*Exercise aim:*
The response should hold each line from the entries below where "their" is found.

*Page segmentation data:*
===

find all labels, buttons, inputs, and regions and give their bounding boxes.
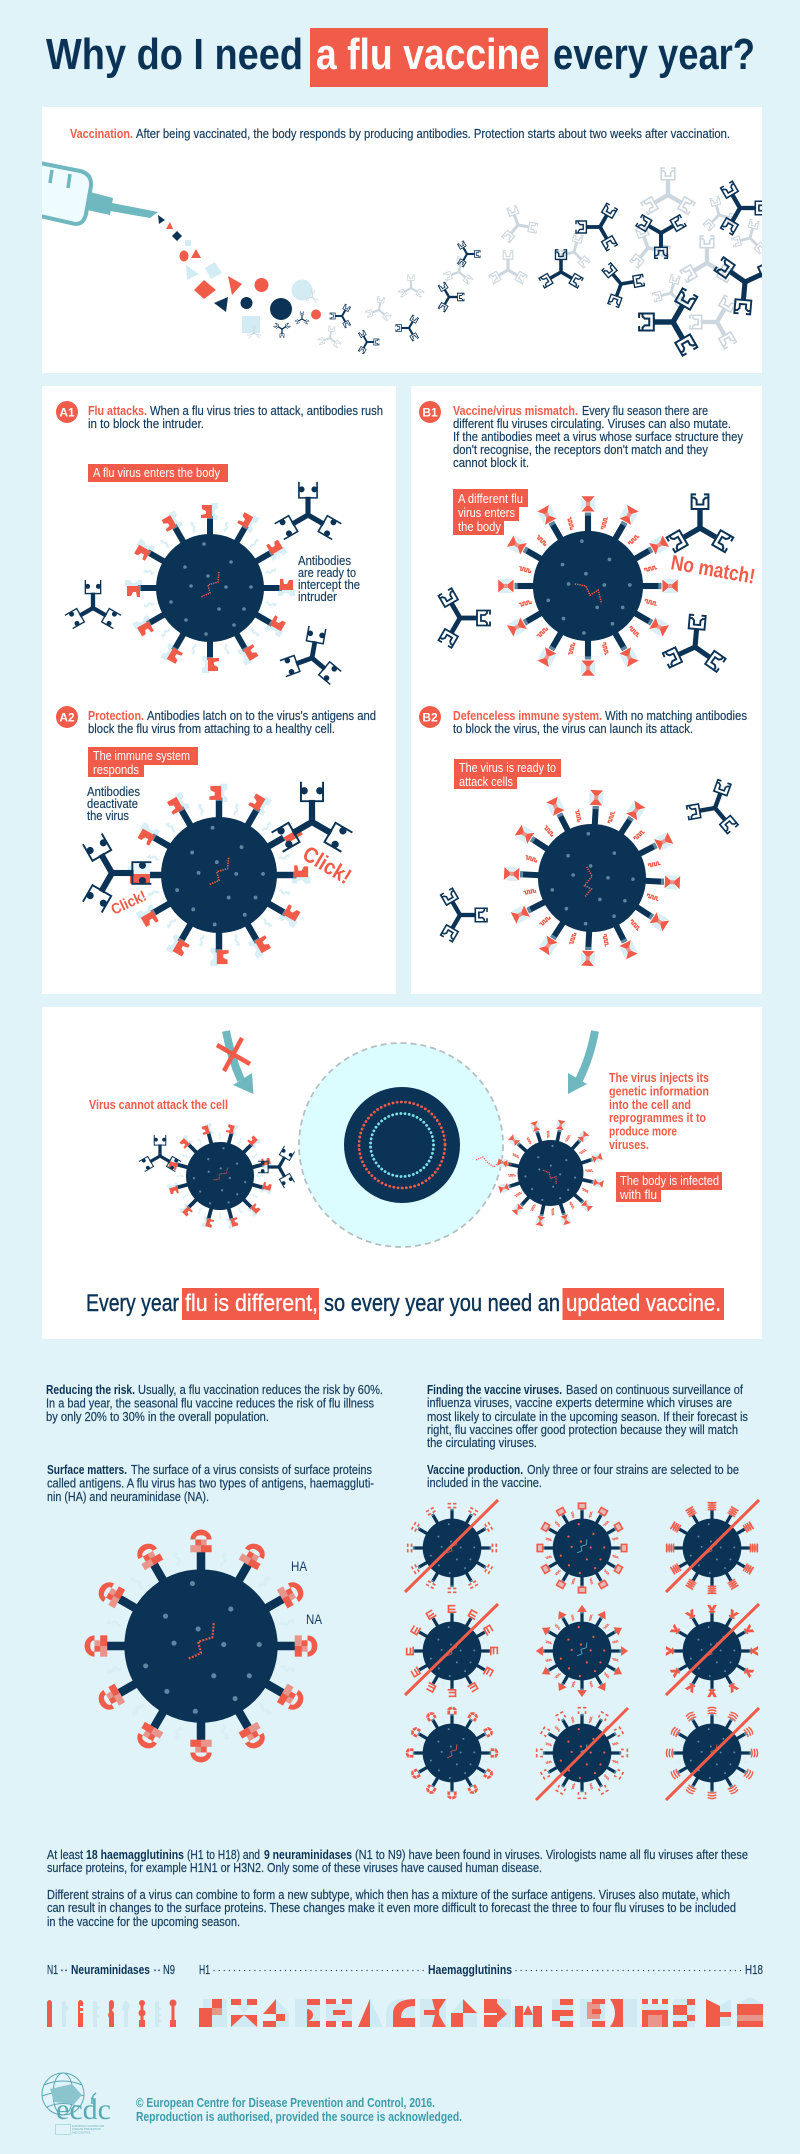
text: reducing the risk: In a bad year, the seasonal flu vaccine reduces the risk of flu illness (46, 1396, 374, 1410)
antibody (275, 482, 341, 540)
arrow: blocked (226, 1031, 254, 1094)
callout: infected: The body is infected (620, 1174, 719, 1188)
text: strains explanation: in the vaccine for the upcoming season. (47, 1915, 240, 1929)
legend labels: H18 (745, 1963, 763, 1977)
label: injects: into the cell and (609, 1097, 691, 1112)
virus B1 (498, 496, 678, 676)
text: surface matters: nin (HA) and neuraminidase (NA). (47, 1490, 209, 1504)
text: finding the vaccine viruses (427, 1383, 748, 1450)
virus B2 (500, 786, 684, 970)
text: flu attacks (88, 404, 383, 431)
badge B2 (419, 706, 441, 728)
click labels: Click! (298, 841, 356, 889)
legend labels (47, 1963, 763, 1977)
title (46, 28, 755, 87)
text: protection: Protection. (88, 709, 144, 723)
text: protection: Antibodies latch on to the virus's antigens and (147, 709, 376, 723)
text: mismatch: If the antibodies meet a virus whose surface structure they (453, 430, 744, 444)
legend labels: ·· (60, 1963, 68, 1977)
text: flu attacks: in to block the intruder. (88, 417, 204, 431)
arrow: entering (568, 1031, 595, 1094)
label: injects: genetic information (609, 1084, 709, 1098)
text: haemagglutinins explanation (47, 1848, 748, 1875)
label: antibodies deactivate: deactivate (87, 797, 138, 811)
icon: syringe (40, 163, 158, 224)
label: antibodies ready: intruder (298, 590, 337, 604)
callout: ready to attack: attack cells (459, 775, 513, 789)
cell (299, 1043, 503, 1247)
text: finding the vaccine viruses: influenza viruses, vaccine experts determine which viruses are (427, 1396, 732, 1410)
badge A2 (56, 706, 78, 728)
footer: copyright (136, 2096, 462, 2124)
text: mismatch (453, 404, 744, 470)
legend: neuraminidases shapes (47, 2000, 176, 2027)
label: injects: viruses. (609, 1137, 649, 1152)
footer: ecdc logo: AND CONTROL (72, 2130, 91, 2134)
callout: different virus (453, 489, 528, 535)
label: no match: No match! (669, 551, 757, 589)
text: defenceless: With no matching antibodies (605, 709, 747, 723)
antibody (258, 1146, 295, 1188)
text: defenceless: to block the virus, the virus can launch its attack. (453, 722, 693, 736)
headline: every year: updated vaccine. (566, 1290, 721, 1317)
callout: ready to attack (454, 759, 561, 789)
callout: different virus: the body (458, 520, 502, 534)
virus: infecting (487, 1109, 614, 1237)
label HA: HA (291, 1558, 308, 1574)
legend labels: Neuraminidases (71, 1963, 150, 1977)
click labels (109, 841, 356, 919)
text: haemagglutinins explanation: surface proteins, for example H1N1 or H3N2. Only some of these viruses have caused human disease. (47, 1861, 542, 1875)
text: mismatch: Vaccine/virus mismatch. (453, 404, 578, 418)
text: reducing the risk: Usually, a flu vaccination reduces the risk by 60%. (138, 1383, 383, 1397)
strain 2 selected (536, 1502, 628, 1594)
logo wordmark: ecdc (56, 2093, 111, 2126)
antibody (683, 773, 750, 836)
panel: A column (42, 386, 396, 994)
badge B1: B1 (422, 406, 438, 420)
strain 3 rejected (666, 1500, 759, 1594)
virus A2 (128, 784, 310, 966)
antibody (439, 588, 490, 648)
legend labels: ·· (153, 1963, 161, 1977)
badge B1 (419, 401, 441, 423)
label: injects (609, 1070, 709, 1152)
strain 6 rejected (666, 1604, 759, 1697)
callout: ready to attack: The virus is ready to (459, 761, 556, 775)
callout: different virus: virus enters (458, 506, 515, 520)
text: surface matters: called antigens. A flu virus has two types of antigens, haemaggluti- (47, 1476, 374, 1490)
label: antibodies deactivate: the virus (87, 809, 129, 823)
text: mismatch: don't recognise, the receptors don't match and they (453, 443, 709, 457)
text: haemagglutinins explanation: 9 neuraminidases (264, 1848, 352, 1862)
antibody (277, 622, 348, 686)
footer: copyright: Reproduction is authorised, provided the source is acknowledged. (136, 2110, 462, 2124)
text: reducing the risk: by only 20% to 30% in the overall population. (46, 1410, 269, 1424)
antibodies navy (274, 181, 782, 356)
label: antibodies ready: intercept the (298, 578, 360, 592)
antibody (662, 613, 729, 672)
text: mismatch: cannot block it. (453, 456, 529, 470)
footer: copyright: © European Centre for Disease Prevention and Control, 2016. (136, 2096, 435, 2110)
badge A1 (56, 401, 78, 423)
text: vaccine production: Only three or four strains are selected to be (527, 1463, 739, 1477)
vaccination text: Vaccination. (70, 127, 133, 141)
text: vaccine production: included in the vaccine. (427, 1476, 542, 1490)
headline: every year: so every year you need an (324, 1290, 560, 1317)
virus A1 (125, 503, 295, 673)
legend labels: H1 (199, 1963, 210, 1977)
legend labels: Haemagglutinins (428, 1963, 512, 1977)
legend labels: N1 (47, 1963, 58, 1977)
footer: ecdc logo: EUROPEAN CENTRE FOR (72, 2124, 104, 2128)
text: vaccine production: Vaccine production. (427, 1463, 523, 1477)
title: a flu vaccine (316, 30, 540, 79)
title: Why do I need (46, 30, 303, 79)
headline: every year (86, 1288, 724, 1320)
text: surface matters (47, 1463, 374, 1504)
virus grid (405, 1500, 759, 1800)
text: finding the vaccine viruses: Finding the vaccine viruses. (427, 1383, 562, 1397)
footer: ecdc logo: DISEASE PREVENTION (72, 2127, 101, 2131)
text: haemagglutinins explanation: 18 haemagglutinins (86, 1848, 184, 1862)
antibody (139, 1135, 181, 1172)
panel: B column (411, 386, 762, 994)
antibodies swarm (247, 168, 772, 352)
headline: every year: Every year (86, 1290, 179, 1317)
text: vaccine production (427, 1463, 739, 1490)
antibody (441, 888, 487, 942)
vaccine particles (158, 215, 321, 333)
bound antibody right (271, 782, 353, 852)
badge B2: B2 (422, 710, 438, 724)
text: mismatch: Every flu season there are (582, 404, 708, 418)
text: defenceless (453, 709, 747, 736)
text: surface matters: Surface matters. (47, 1463, 127, 1477)
label: antibodies ready: are ready to (298, 566, 356, 580)
bound antibody left (83, 833, 151, 913)
badge A2: A2 (59, 710, 75, 724)
label: antibodies ready: Antibodies (298, 554, 351, 568)
text: finding the vaccine viruses: the circulating viruses. (427, 1436, 537, 1450)
strain 7 selected (407, 1708, 497, 1798)
icon: coral cross (217, 1038, 250, 1071)
text: reducing the risk: Reducing the risk. (46, 1383, 135, 1397)
antibody (667, 494, 733, 552)
panel: cell infection (42, 1007, 762, 1339)
headline: every year: flu is different, (185, 1290, 318, 1317)
callout: virus enters: A flu virus enters the body (93, 466, 221, 480)
text: strains explanation (47, 1888, 736, 1929)
label: antibodies ready (298, 554, 360, 604)
antibody (65, 580, 121, 629)
strain 1 rejected (405, 1500, 498, 1593)
text: finding the vaccine viruses: Based on continuous surveillance of (566, 1383, 743, 1397)
label: cannot attack: Virus cannot attack the cell (89, 1097, 228, 1112)
label: antibodies deactivate: Antibodies (87, 785, 140, 799)
text: mismatch: different flu viruses circulating. Viruses can also mutate. (453, 417, 731, 431)
strain 5 selected (536, 1605, 628, 1697)
title: every year? (553, 30, 755, 79)
injected genetic material (476, 1157, 512, 1167)
text: finding the vaccine viruses: most likely to circulate in the upcoming season. If their forecast is (427, 1410, 748, 1424)
callout: immune system: The immune system (93, 749, 190, 763)
text: protection: block the flu virus from attaching to a healthy cell. (88, 722, 335, 736)
callout: different virus: A different flu (458, 492, 523, 506)
text: haemagglutinins explanation: At least (47, 1848, 83, 1862)
text: finding the vaccine viruses: right, flu vaccines offer good protection because they will match (427, 1423, 738, 1437)
text: flu attacks: Flu attacks. (88, 404, 147, 418)
callout: infected: with flu (619, 1188, 657, 1202)
big virus diagram (85, 1530, 323, 1762)
click labels: Click! (109, 888, 149, 919)
strain 4 rejected (405, 1604, 498, 1697)
badge A1: A1 (59, 406, 75, 420)
label: injects: reprogrammes it to (609, 1110, 706, 1125)
callout: immune system: responds (93, 763, 139, 777)
footer: ecdc logo (42, 2073, 111, 2134)
text: haemagglutinins explanation: (H1 to H18) and (187, 1848, 260, 1862)
label: injects: produce more (609, 1124, 677, 1138)
text: flu attacks: When a flu virus tries to attack, antibodies rush (150, 404, 383, 418)
globe (42, 2073, 84, 2115)
label NA: NA (306, 1611, 323, 1627)
legend labels: N9 (163, 1963, 175, 1977)
callout: immune system (88, 747, 198, 777)
text: reducing the risk (46, 1383, 383, 1424)
text: strains explanation: Different strains of a virus can combine to form a new subtype, which then has a mixture of the surface antigens. Viruses also mutate, which (47, 1888, 730, 1902)
virus: blocked (154, 1110, 286, 1242)
callout: infected (616, 1172, 722, 1202)
legend: haemagglutinins shapes (199, 1997, 763, 2027)
strain 8 rejected (536, 1707, 628, 1800)
text: defenceless: Defenceless immune system. (453, 709, 602, 723)
label: antibodies deactivate (87, 785, 140, 823)
text: protection (88, 709, 376, 736)
label: injects: The virus injects its (609, 1070, 709, 1085)
text: haemagglutinins explanation: (N1 to N9) have been found in viruses. Virologists name all flu viruses after these (355, 1848, 748, 1862)
text: surface matters: The surface of a virus consists of surface proteins (131, 1463, 372, 1477)
panel: vaccination (40, 107, 782, 373)
strain 9 rejected (666, 1707, 759, 1800)
vaccination text: After being vaccinated, the body responds by producing antibodies. Protection starts about two weeks after vaccination. (136, 127, 730, 141)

===

*Task output:*
find all labels, buttons, inputs, and regions and give their bounding boxes.
text: finding the vaccine viruses: most likely to circulate in the upcoming season. If their forecast is (427, 1410, 748, 1424)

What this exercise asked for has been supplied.